Problem to solve:
Copy the listing below line for line without changing anything, and leave the picture out of your copy.

Data provided:

◇ ◇ ◇ ◇

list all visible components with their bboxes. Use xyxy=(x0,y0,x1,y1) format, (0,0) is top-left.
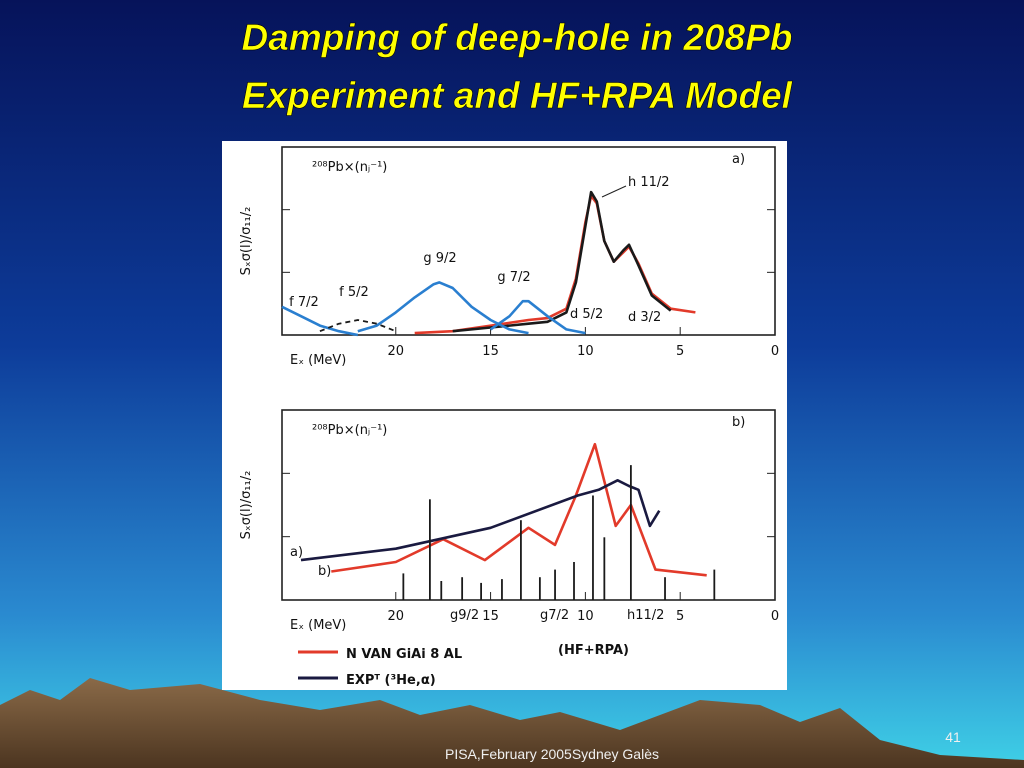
slide-title: Experiment and HF+RPA Model xyxy=(242,75,793,116)
curve xyxy=(300,479,661,562)
annotation: g9/2 xyxy=(450,608,479,623)
panel-subtitle: ²⁰⁸Pb×(nⱼ⁻¹) xyxy=(312,160,387,175)
curve-label: g 9/2 xyxy=(423,251,456,266)
annotation: d 5/2 xyxy=(570,307,603,322)
annotation: g7/2 xyxy=(540,608,569,623)
panel-subtitle: ²⁰⁸Pb×(nⱼ⁻¹) xyxy=(312,423,387,438)
annotation: d 3/2 xyxy=(628,310,661,325)
curve xyxy=(452,190,672,333)
figure xyxy=(222,141,787,690)
plot-frame xyxy=(281,146,776,336)
y-axis-label: Sₓσ(l)/σ₁₁/₂ xyxy=(239,207,254,276)
annotation-arrow xyxy=(601,185,627,198)
x-tick-label: 0 xyxy=(771,344,779,359)
x-axis-label: Eₓ (MeV) xyxy=(290,353,346,368)
curve xyxy=(281,305,359,337)
annotation: b) xyxy=(318,564,331,579)
curve-label: f 7/2 xyxy=(289,295,319,310)
curve-label: g 7/2 xyxy=(497,270,530,285)
curve xyxy=(357,281,529,335)
legend-label: N VAN GiAi 8 AL xyxy=(346,647,462,662)
slide-title: Damping of deep-hole in 208Pb xyxy=(242,17,793,58)
annotation: a) xyxy=(290,545,303,560)
curve xyxy=(331,442,707,577)
annotation: h11/2 xyxy=(627,608,664,623)
x-tick-label: 10 xyxy=(577,344,594,359)
x-tick-label: 15 xyxy=(482,609,499,624)
x-axis-label: Eₓ (MeV) xyxy=(290,618,346,633)
x-tick-label: 20 xyxy=(387,609,404,624)
x-tick-label: 5 xyxy=(676,344,684,359)
legend-note: (HF+RPA) xyxy=(558,643,629,658)
mountains xyxy=(0,678,1024,768)
curve xyxy=(489,299,586,335)
footer: PISA,February 2005Sydney Galès xyxy=(445,746,659,762)
annotation: h 11/2 xyxy=(628,175,670,190)
legend-label: EXPᵀ (³He,α) xyxy=(346,673,436,688)
x-tick-label: 10 xyxy=(577,609,594,624)
x-tick-label: 5 xyxy=(676,609,684,624)
panel-label: a) xyxy=(732,152,745,167)
plot-frame xyxy=(281,409,776,601)
y-axis-label: Sₓσ(l)/σ₁₁/₂ xyxy=(239,471,254,540)
curve-label: f 5/2 xyxy=(339,285,369,300)
page-number: 41 xyxy=(945,729,961,745)
x-tick-label: 0 xyxy=(771,609,779,624)
x-tick-label: 20 xyxy=(387,344,404,359)
x-tick-label: 15 xyxy=(482,344,499,359)
panel-label: b) xyxy=(732,415,745,430)
curve xyxy=(319,319,397,333)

◇ ◇ ◇ ◇

Expected answer:
list all visible components with their bboxes. Use xyxy=(x0,y0,x1,y1) format, (0,0) is top-left.
slide-title: Experiment and HF+RPA Model xyxy=(242,75,793,116)
curve xyxy=(300,479,661,562)
annotation: g9/2 xyxy=(450,608,479,623)
panel-subtitle: ²⁰⁸Pb×(nⱼ⁻¹) xyxy=(312,160,387,175)
curve-label: g 9/2 xyxy=(423,251,456,266)
annotation: d 5/2 xyxy=(570,307,603,322)
annotation: g7/2 xyxy=(540,608,569,623)
panel-subtitle: ²⁰⁸Pb×(nⱼ⁻¹) xyxy=(312,423,387,438)
annotation: d 3/2 xyxy=(628,310,661,325)
curve xyxy=(452,190,672,333)
figure xyxy=(222,141,787,690)
plot-frame xyxy=(281,146,776,336)
y-axis-label: Sₓσ(l)/σ₁₁/₂ xyxy=(239,207,254,276)
annotation-arrow xyxy=(601,185,627,198)
x-tick-label: 0 xyxy=(771,344,779,359)
x-axis-label: Eₓ (MeV) xyxy=(290,353,346,368)
curve xyxy=(281,305,359,337)
annotation: b) xyxy=(318,564,331,579)
curve-label: f 7/2 xyxy=(289,295,319,310)
curve-label: g 7/2 xyxy=(497,270,530,285)
curve xyxy=(357,281,529,335)
legend-label: N VAN GiAi 8 AL xyxy=(346,647,462,662)
slide-title: Damping of deep-hole in 208Pb xyxy=(242,17,793,58)
annotation: a) xyxy=(290,545,303,560)
curve xyxy=(331,442,707,577)
annotation: h11/2 xyxy=(627,608,664,623)
x-tick-label: 10 xyxy=(577,344,594,359)
x-tick-label: 15 xyxy=(482,609,499,624)
x-axis-label: Eₓ (MeV) xyxy=(290,618,346,633)
x-tick-label: 20 xyxy=(387,609,404,624)
x-tick-label: 5 xyxy=(676,344,684,359)
legend-note: (HF+RPA) xyxy=(558,643,629,658)
mountains xyxy=(0,678,1024,768)
curve xyxy=(489,299,586,335)
footer: PISA,February 2005Sydney Galès xyxy=(445,746,659,762)
annotation: h 11/2 xyxy=(628,175,670,190)
legend-label: EXPᵀ (³He,α) xyxy=(346,673,436,688)
x-tick-label: 10 xyxy=(577,609,594,624)
x-tick-label: 5 xyxy=(676,609,684,624)
panel-label: a) xyxy=(732,152,745,167)
plot-frame xyxy=(281,409,776,601)
y-axis-label: Sₓσ(l)/σ₁₁/₂ xyxy=(239,471,254,540)
curve-label: f 5/2 xyxy=(339,285,369,300)
page-number: 41 xyxy=(945,729,961,745)
x-tick-label: 0 xyxy=(771,609,779,624)
x-tick-label: 20 xyxy=(387,344,404,359)
x-tick-label: 15 xyxy=(482,344,499,359)
panel-label: b) xyxy=(732,415,745,430)
curve xyxy=(319,319,397,333)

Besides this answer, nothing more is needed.